▸ **WHAT TO PRODUCE**: Reproduce every one of the rows below verbatim, in the order given, omitting the picture placeholders.

[Records]
>> Begin

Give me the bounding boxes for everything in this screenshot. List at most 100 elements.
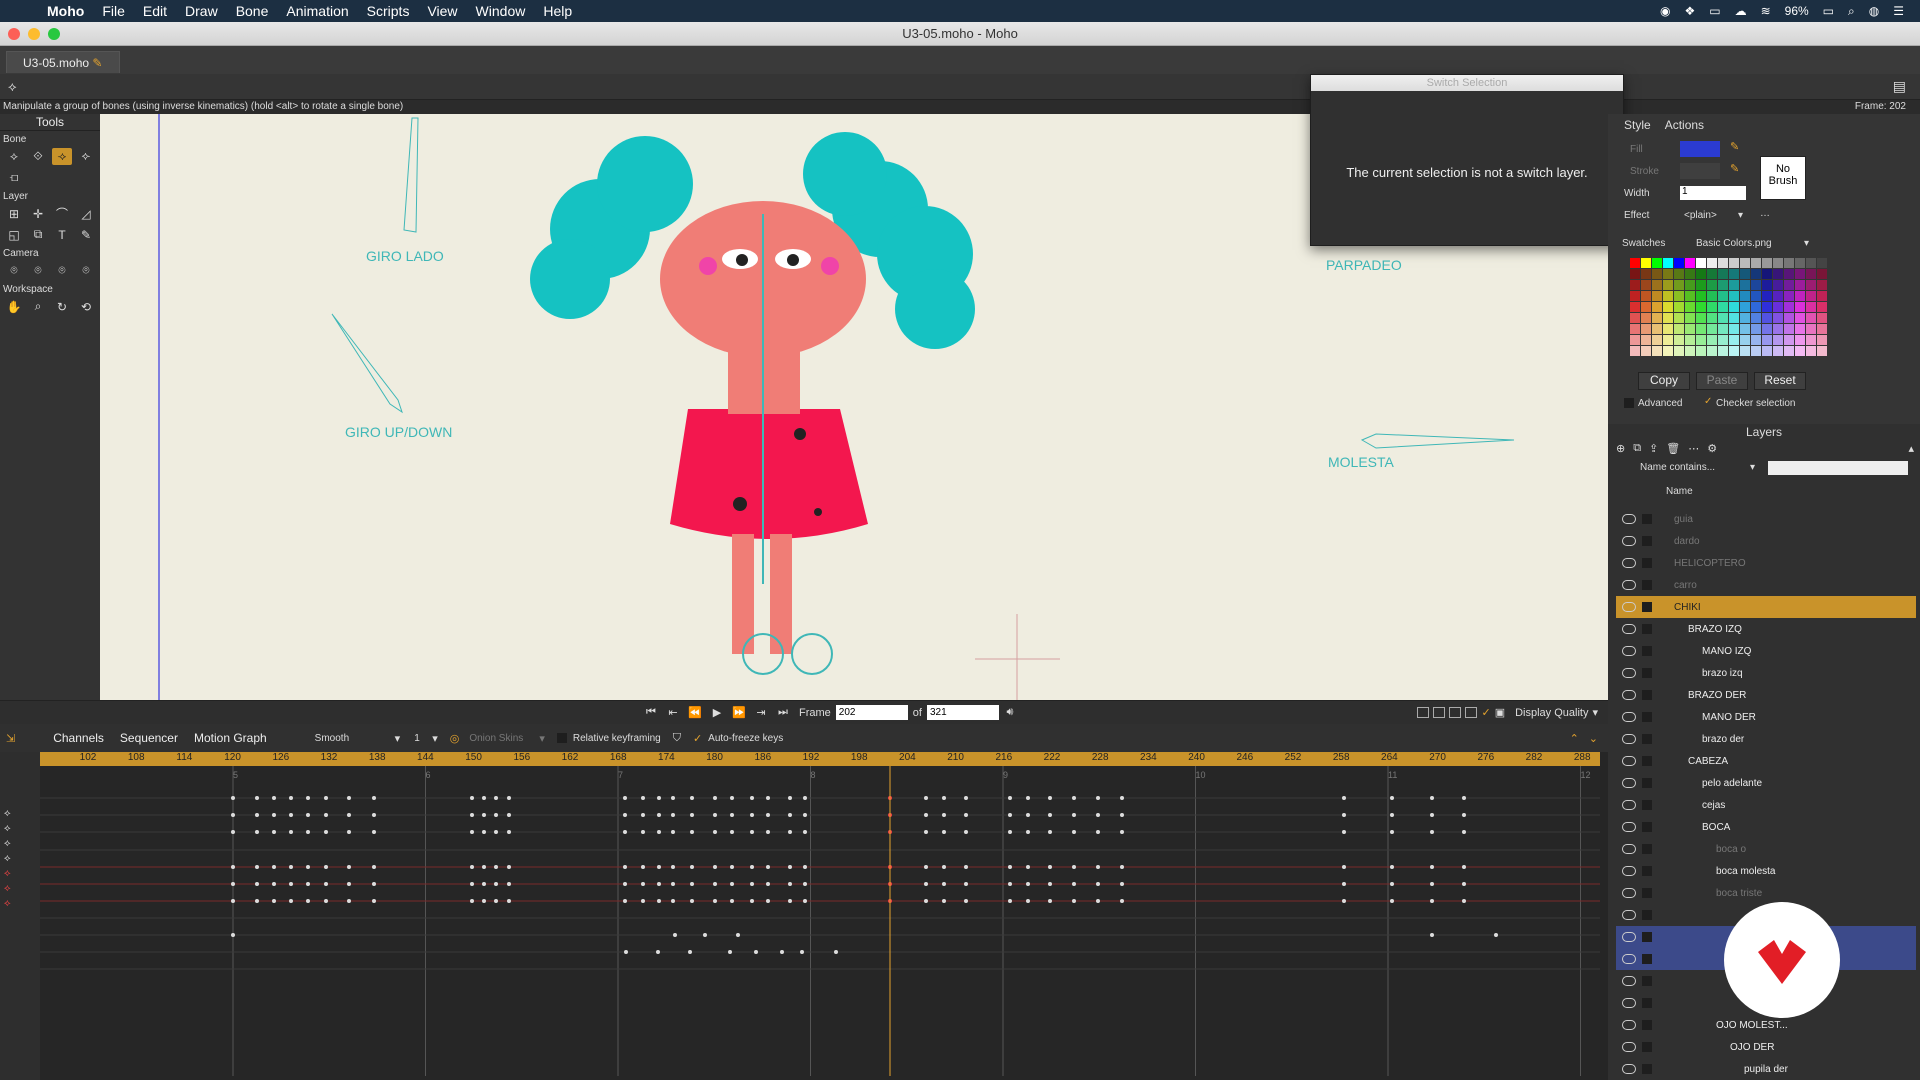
visibility-eye-icon[interactable] bbox=[1622, 1064, 1636, 1074]
text-tool-icon[interactable]: T bbox=[52, 226, 72, 243]
layer-row[interactable]: HELICOPTERO bbox=[1616, 552, 1916, 574]
manipulate-bones-icon[interactable]: ⟢ bbox=[52, 148, 72, 165]
layer-row[interactable]: brazo der bbox=[1616, 728, 1916, 750]
visibility-eye-icon[interactable] bbox=[1622, 888, 1636, 898]
color-swatch[interactable] bbox=[1784, 346, 1794, 356]
cloud-icon[interactable]: ☁ bbox=[1735, 4, 1747, 18]
color-swatch[interactable] bbox=[1674, 280, 1684, 290]
copy-button[interactable]: Copy bbox=[1638, 372, 1690, 390]
orbit-icon[interactable]: ⟲ bbox=[76, 298, 96, 315]
color-swatch[interactable] bbox=[1630, 280, 1640, 290]
color-swatch[interactable] bbox=[1630, 335, 1640, 345]
menu-animation[interactable]: Animation bbox=[277, 3, 357, 19]
visibility-eye-icon[interactable] bbox=[1622, 712, 1636, 722]
reset-button[interactable]: Reset bbox=[1754, 372, 1806, 390]
visibility-eye-icon[interactable] bbox=[1622, 844, 1636, 854]
color-swatch[interactable] bbox=[1652, 335, 1662, 345]
color-swatch[interactable] bbox=[1674, 324, 1684, 334]
visibility-eye-icon[interactable] bbox=[1622, 1042, 1636, 1052]
zoom-in-icon[interactable]: ⌃ bbox=[1570, 732, 1579, 745]
layer-row[interactable]: MANO IZQ bbox=[1616, 640, 1916, 662]
color-swatch[interactable] bbox=[1817, 324, 1827, 334]
color-swatch[interactable] bbox=[1751, 335, 1761, 345]
relative-keyframing-checkbox[interactable] bbox=[556, 733, 567, 743]
tab-actions[interactable]: Actions bbox=[1665, 118, 1704, 132]
visibility-eye-icon[interactable] bbox=[1622, 800, 1636, 810]
duplicate-layer-icon[interactable]: ⧉ bbox=[1633, 442, 1641, 455]
layer-lock-checkbox[interactable] bbox=[1642, 976, 1652, 986]
audio-icon[interactable]: 🔊︎ bbox=[999, 706, 1021, 719]
layer-lock-checkbox[interactable] bbox=[1642, 888, 1652, 898]
color-swatch[interactable] bbox=[1630, 346, 1640, 356]
color-swatch[interactable] bbox=[1685, 258, 1695, 268]
color-swatch[interactable] bbox=[1707, 291, 1717, 301]
select-bone-icon[interactable]: ⟡ bbox=[4, 148, 24, 165]
layer-lock-checkbox[interactable] bbox=[1642, 998, 1652, 1008]
color-swatch[interactable] bbox=[1729, 291, 1739, 301]
color-swatch[interactable] bbox=[1630, 324, 1640, 334]
visibility-eye-icon[interactable] bbox=[1622, 646, 1636, 656]
color-swatch[interactable] bbox=[1817, 313, 1827, 323]
color-swatch[interactable] bbox=[1773, 269, 1783, 279]
filter-input[interactable] bbox=[1768, 461, 1908, 475]
fill-color-swatch[interactable] bbox=[1680, 141, 1720, 157]
color-swatch[interactable] bbox=[1773, 324, 1783, 334]
color-swatch[interactable] bbox=[1718, 280, 1728, 290]
layer-lock-checkbox[interactable] bbox=[1642, 690, 1652, 700]
color-swatch[interactable] bbox=[1795, 280, 1805, 290]
color-swatch[interactable] bbox=[1806, 269, 1816, 279]
color-swatch[interactable] bbox=[1806, 280, 1816, 290]
color-swatch[interactable] bbox=[1685, 313, 1695, 323]
layer-lock-checkbox[interactable] bbox=[1642, 910, 1652, 920]
color-swatch[interactable] bbox=[1674, 291, 1684, 301]
view-grid-icon[interactable] bbox=[1449, 707, 1462, 718]
effect-options-button[interactable]: … bbox=[1760, 208, 1770, 219]
color-swatch[interactable] bbox=[1806, 258, 1816, 268]
interpolation-number[interactable]: 1 bbox=[414, 733, 432, 744]
menu-help[interactable]: Help bbox=[534, 3, 581, 19]
color-swatch[interactable] bbox=[1685, 302, 1695, 312]
keyframe-lock-icon[interactable]: ⛉ bbox=[673, 732, 681, 745]
eyedropper-icon[interactable]: ✎ bbox=[76, 226, 96, 243]
color-swatch[interactable] bbox=[1685, 291, 1695, 301]
checker-checkbox[interactable]: ✓ bbox=[1704, 396, 1712, 407]
color-swatch[interactable] bbox=[1630, 291, 1640, 301]
layer-row[interactable]: MANO DER bbox=[1616, 706, 1916, 728]
color-swatch[interactable] bbox=[1751, 291, 1761, 301]
color-swatch[interactable] bbox=[1740, 258, 1750, 268]
move-layer-icon[interactable]: ✛ bbox=[28, 205, 48, 222]
color-swatch[interactable] bbox=[1762, 291, 1772, 301]
channel-bone-icon[interactable]: ⟡ bbox=[4, 868, 11, 879]
color-swatch[interactable] bbox=[1762, 324, 1772, 334]
visibility-eye-icon[interactable] bbox=[1622, 822, 1636, 832]
battery-icon[interactable]: ▭ bbox=[1823, 4, 1834, 18]
shear-layer-icon[interactable]: ◿ bbox=[76, 205, 96, 222]
color-swatch[interactable] bbox=[1663, 280, 1673, 290]
layer-lock-checkbox[interactable] bbox=[1642, 668, 1652, 678]
color-swatch[interactable] bbox=[1740, 313, 1750, 323]
color-swatch[interactable] bbox=[1674, 346, 1684, 356]
visibility-eye-icon[interactable] bbox=[1622, 558, 1636, 568]
color-swatch[interactable] bbox=[1740, 280, 1750, 290]
layer-lock-checkbox[interactable] bbox=[1642, 602, 1652, 612]
color-swatch[interactable] bbox=[1663, 313, 1673, 323]
layer-lock-checkbox[interactable] bbox=[1642, 1042, 1652, 1052]
color-swatch[interactable] bbox=[1762, 335, 1772, 345]
color-swatch[interactable] bbox=[1729, 313, 1739, 323]
channel-bone-icon[interactable]: ⟡ bbox=[4, 883, 11, 894]
color-swatch[interactable] bbox=[1696, 346, 1706, 356]
layer-lock-checkbox[interactable] bbox=[1642, 1064, 1652, 1074]
import-layer-icon[interactable]: ⇪ bbox=[1649, 442, 1658, 455]
color-swatch[interactable] bbox=[1751, 269, 1761, 279]
color-swatch[interactable] bbox=[1729, 346, 1739, 356]
camera-pan-icon[interactable]: ⌾ bbox=[4, 262, 24, 279]
stroke-eyedropper-icon[interactable]: ✎ bbox=[1730, 162, 1739, 175]
color-swatch[interactable] bbox=[1641, 302, 1651, 312]
layer-row[interactable]: boca triste bbox=[1616, 882, 1916, 904]
layer-lock-checkbox[interactable] bbox=[1642, 1020, 1652, 1030]
zoom-icon[interactable]: ⌕ bbox=[28, 298, 48, 315]
display-icon[interactable]: ▭ bbox=[1709, 4, 1720, 18]
visibility-eye-icon[interactable] bbox=[1622, 514, 1636, 524]
color-swatch[interactable] bbox=[1707, 335, 1717, 345]
record-icon[interactable]: ◉ bbox=[1660, 4, 1670, 18]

>> End

▸ **WRITTEN REPLY**:
Give me the bounding boxes for everything in this screenshot. List at most 100 elements.
visibility-eye-icon[interactable] bbox=[1622, 1064, 1636, 1074]
text-tool-icon[interactable]: T bbox=[52, 226, 72, 243]
layer-row[interactable]: HELICOPTERO bbox=[1616, 552, 1916, 574]
manipulate-bones-icon[interactable]: ⟢ bbox=[52, 148, 72, 165]
layer-row[interactable]: brazo der bbox=[1616, 728, 1916, 750]
visibility-eye-icon[interactable] bbox=[1622, 888, 1636, 898]
color-swatch[interactable] bbox=[1784, 346, 1794, 356]
cloud-icon[interactable]: ☁ bbox=[1735, 4, 1747, 18]
color-swatch[interactable] bbox=[1674, 280, 1684, 290]
copy-button[interactable]: Copy bbox=[1638, 372, 1690, 390]
orbit-icon[interactable]: ⟲ bbox=[76, 298, 96, 315]
color-swatch[interactable] bbox=[1630, 280, 1640, 290]
color-swatch[interactable] bbox=[1630, 335, 1640, 345]
menu-animation[interactable]: Animation bbox=[277, 3, 357, 19]
visibility-eye-icon[interactable] bbox=[1622, 712, 1636, 722]
reset-button[interactable]: Reset bbox=[1754, 372, 1806, 390]
visibility-eye-icon[interactable] bbox=[1622, 844, 1636, 854]
color-swatch[interactable] bbox=[1652, 335, 1662, 345]
color-swatch[interactable] bbox=[1674, 324, 1684, 334]
visibility-eye-icon[interactable] bbox=[1622, 1042, 1636, 1052]
zoom-in-icon[interactable]: ⌃ bbox=[1570, 732, 1579, 745]
layer-row[interactable]: MANO IZQ bbox=[1616, 640, 1916, 662]
color-swatch[interactable] bbox=[1817, 324, 1827, 334]
color-swatch[interactable] bbox=[1751, 335, 1761, 345]
relative-keyframing-checkbox[interactable] bbox=[556, 733, 567, 743]
tab-actions[interactable]: Actions bbox=[1665, 118, 1704, 132]
visibility-eye-icon[interactable] bbox=[1622, 800, 1636, 810]
duplicate-layer-icon[interactable]: ⧉ bbox=[1633, 442, 1641, 455]
layer-lock-checkbox[interactable] bbox=[1642, 976, 1652, 986]
audio-icon[interactable]: 🔊︎ bbox=[999, 706, 1021, 719]
layer-lock-checkbox[interactable] bbox=[1642, 888, 1652, 898]
color-swatch[interactable] bbox=[1630, 346, 1640, 356]
color-swatch[interactable] bbox=[1685, 258, 1695, 268]
color-swatch[interactable] bbox=[1707, 291, 1717, 301]
select-bone-icon[interactable]: ⟡ bbox=[4, 148, 24, 165]
layer-lock-checkbox[interactable] bbox=[1642, 998, 1652, 1008]
color-swatch[interactable] bbox=[1729, 291, 1739, 301]
color-swatch[interactable] bbox=[1630, 324, 1640, 334]
visibility-eye-icon[interactable] bbox=[1622, 646, 1636, 656]
color-swatch[interactable] bbox=[1817, 313, 1827, 323]
color-swatch[interactable] bbox=[1773, 269, 1783, 279]
filter-input[interactable] bbox=[1768, 461, 1908, 475]
fill-color-swatch[interactable] bbox=[1680, 141, 1720, 157]
color-swatch[interactable] bbox=[1773, 324, 1783, 334]
color-swatch[interactable] bbox=[1718, 280, 1728, 290]
layer-lock-checkbox[interactable] bbox=[1642, 690, 1652, 700]
color-swatch[interactable] bbox=[1795, 280, 1805, 290]
color-swatch[interactable] bbox=[1806, 269, 1816, 279]
color-swatch[interactable] bbox=[1806, 280, 1816, 290]
color-swatch[interactable] bbox=[1685, 313, 1695, 323]
layer-lock-checkbox[interactable] bbox=[1642, 910, 1652, 920]
color-swatch[interactable] bbox=[1674, 291, 1684, 301]
view-grid-icon[interactable] bbox=[1449, 707, 1462, 718]
effect-options-button[interactable]: … bbox=[1760, 208, 1770, 219]
color-swatch[interactable] bbox=[1806, 258, 1816, 268]
interpolation-number[interactable]: 1 bbox=[414, 733, 432, 744]
menu-help[interactable]: Help bbox=[534, 3, 581, 19]
color-swatch[interactable] bbox=[1685, 302, 1695, 312]
keyframe-lock-icon[interactable]: ⛉ bbox=[673, 732, 681, 745]
eyedropper-icon[interactable]: ✎ bbox=[76, 226, 96, 243]
color-swatch[interactable] bbox=[1685, 291, 1695, 301]
checker-checkbox[interactable]: ✓ bbox=[1704, 396, 1712, 407]
color-swatch[interactable] bbox=[1630, 291, 1640, 301]
layer-row[interactable]: MANO DER bbox=[1616, 706, 1916, 728]
color-swatch[interactable] bbox=[1751, 291, 1761, 301]
color-swatch[interactable] bbox=[1740, 258, 1750, 268]
move-layer-icon[interactable]: ✛ bbox=[28, 205, 48, 222]
color-swatch[interactable] bbox=[1762, 291, 1772, 301]
channel-bone-icon[interactable]: ⟡ bbox=[4, 868, 11, 879]
color-swatch[interactable] bbox=[1762, 324, 1772, 334]
visibility-eye-icon[interactable] bbox=[1622, 822, 1636, 832]
battery-icon[interactable]: ▭ bbox=[1823, 4, 1834, 18]
shear-layer-icon[interactable]: ◿ bbox=[76, 205, 96, 222]
color-swatch[interactable] bbox=[1663, 280, 1673, 290]
layer-lock-checkbox[interactable] bbox=[1642, 668, 1652, 678]
color-swatch[interactable] bbox=[1740, 313, 1750, 323]
color-swatch[interactable] bbox=[1674, 346, 1684, 356]
visibility-eye-icon[interactable] bbox=[1622, 558, 1636, 568]
color-swatch[interactable] bbox=[1740, 280, 1750, 290]
layer-lock-checkbox[interactable] bbox=[1642, 602, 1652, 612]
color-swatch[interactable] bbox=[1663, 313, 1673, 323]
layer-lock-checkbox[interactable] bbox=[1642, 1042, 1652, 1052]
color-swatch[interactable] bbox=[1762, 335, 1772, 345]
color-swatch[interactable] bbox=[1729, 313, 1739, 323]
channel-bone-icon[interactable]: ⟡ bbox=[4, 883, 11, 894]
color-swatch[interactable] bbox=[1696, 346, 1706, 356]
layer-lock-checkbox[interactable] bbox=[1642, 1064, 1652, 1074]
import-layer-icon[interactable]: ⇪ bbox=[1649, 442, 1658, 455]
color-swatch[interactable] bbox=[1751, 269, 1761, 279]
color-swatch[interactable] bbox=[1729, 346, 1739, 356]
camera-pan-icon[interactable]: ⌾ bbox=[4, 262, 24, 279]
stroke-eyedropper-icon[interactable]: ✎ bbox=[1730, 162, 1739, 175]
color-swatch[interactable] bbox=[1641, 302, 1651, 312]
layer-row[interactable]: boca triste bbox=[1616, 882, 1916, 904]
layer-lock-checkbox[interactable] bbox=[1642, 1020, 1652, 1030]
zoom-icon[interactable]: ⌕ bbox=[28, 298, 48, 315]
display-icon[interactable]: ▭ bbox=[1709, 4, 1720, 18]
visibility-eye-icon[interactable] bbox=[1622, 514, 1636, 524]
color-swatch[interactable] bbox=[1707, 335, 1717, 345]
record-icon[interactable]: ◉ bbox=[1660, 4, 1670, 18]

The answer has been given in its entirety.